## RAW RECORDS

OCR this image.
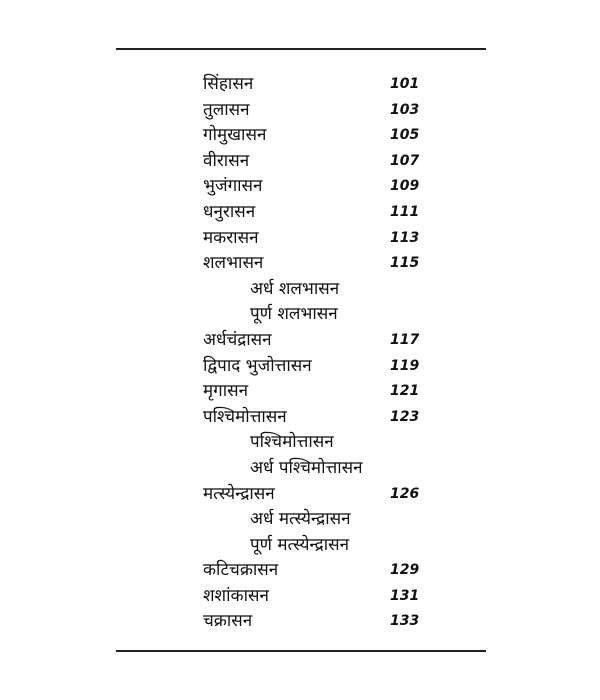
सिंहासन	101
तुलासन	103
गोमुखासन	105
वीरासन	107
भुजंगासन	109
धनुरासन	111
मकरासन	113
शलभासन	115
अर्ध शलभासन
पूर्ण शलभासन
अर्धचंद्रासन	117
द्विपाद भुजोत्तासन	119
मृगासन	121
पश्चिमोत्तासन	123
पश्चिमोत्तासन
अर्ध पश्चिमोत्तासन
मत्स्येन्द्रासन	126
अर्ध मत्स्येन्द्रासन
पूर्ण मत्स्येन्द्रासन
कटिचक्रासन	129
शशांकासन	131
चक्रासन	133
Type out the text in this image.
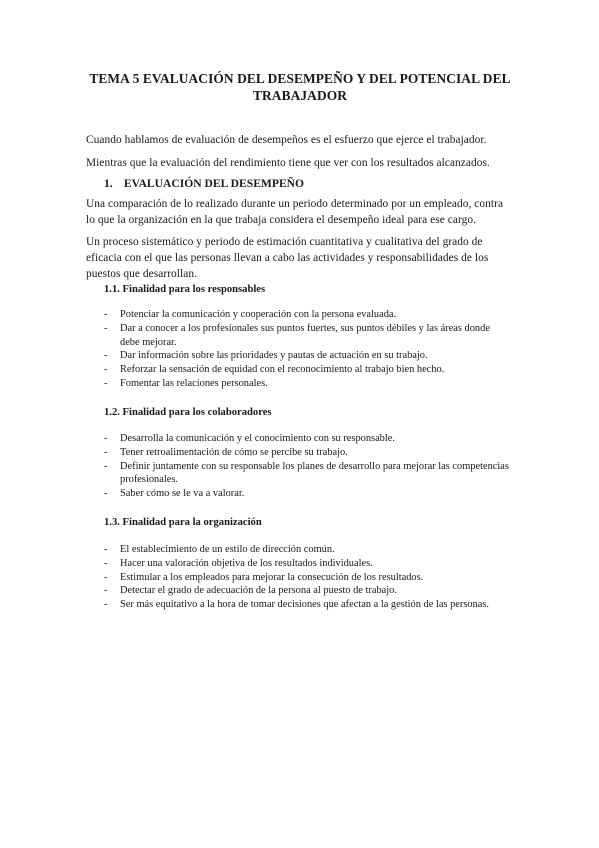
TEMA 5 EVALUACIÓN DEL DESEMPEÑO Y DEL POTENCIAL DEL TRABAJADOR
Cuando hablamos de evaluación de desempeños es el esfuerzo que ejerce el trabajador.
Mientras que la evaluación del rendimiento tiene que ver con los resultados alcanzados.
1. EVALUACIÓN DEL DESEMPEÑO
Una comparación de lo realizado durante un periodo determinado por un empleado, contra lo que la organización en la que trabaja considera el desempeño ideal para ese cargo.
Un proceso sistemático y periodo de estimación cuantitativa y cualitativa del grado de eficacia con el que las personas llevan a cabo las actividades y responsabilidades de los puestos que desarrollan.
1.1. Finalidad para los responsables
- Potenciar la comunicación y cooperación con la persona evaluada.
- Dar a conocer a los profesionales sus puntos fuertes, sus puntos débiles y las áreas donde debe mejorar.
- Dar información sobre las prioridades y pautas de actuación en su trabajo.
- Reforzar la sensación de equidad con el reconocimiento al trabajo bien hecho.
- Fomentar las relaciones personales.
1.2. Finalidad para los colaboradores
- Desarrolla la comunicación y el conocimiento con su responsable.
- Tener retroalimentación de cómo se percibe su trabajo.
- Definir juntamente con su responsable los planes de desarrollo para mejorar las competencias profesionales.
- Saber cómo se le va a valorar.
1.3. Finalidad para la organización
- El establecimiento de un estilo de dirección común.
- Hacer una valoración objetiva de los resultados individuales.
- Estimular a los empleados para mejorar la consecución de los resultados.
- Detectar el grado de adecuación de la persona al puesto de trabajo.
- Ser más equitativo a la hora de tomar decisiones que afectan a la gestión de las personas.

## WRITTEN PROBLEM
Write down every line of the data above that includes the string "comunicación".

## FINAL RESULT
- Potenciar la comunicación y cooperación con la persona evaluada.
- Desarrolla la comunicación y el conocimiento con su responsable.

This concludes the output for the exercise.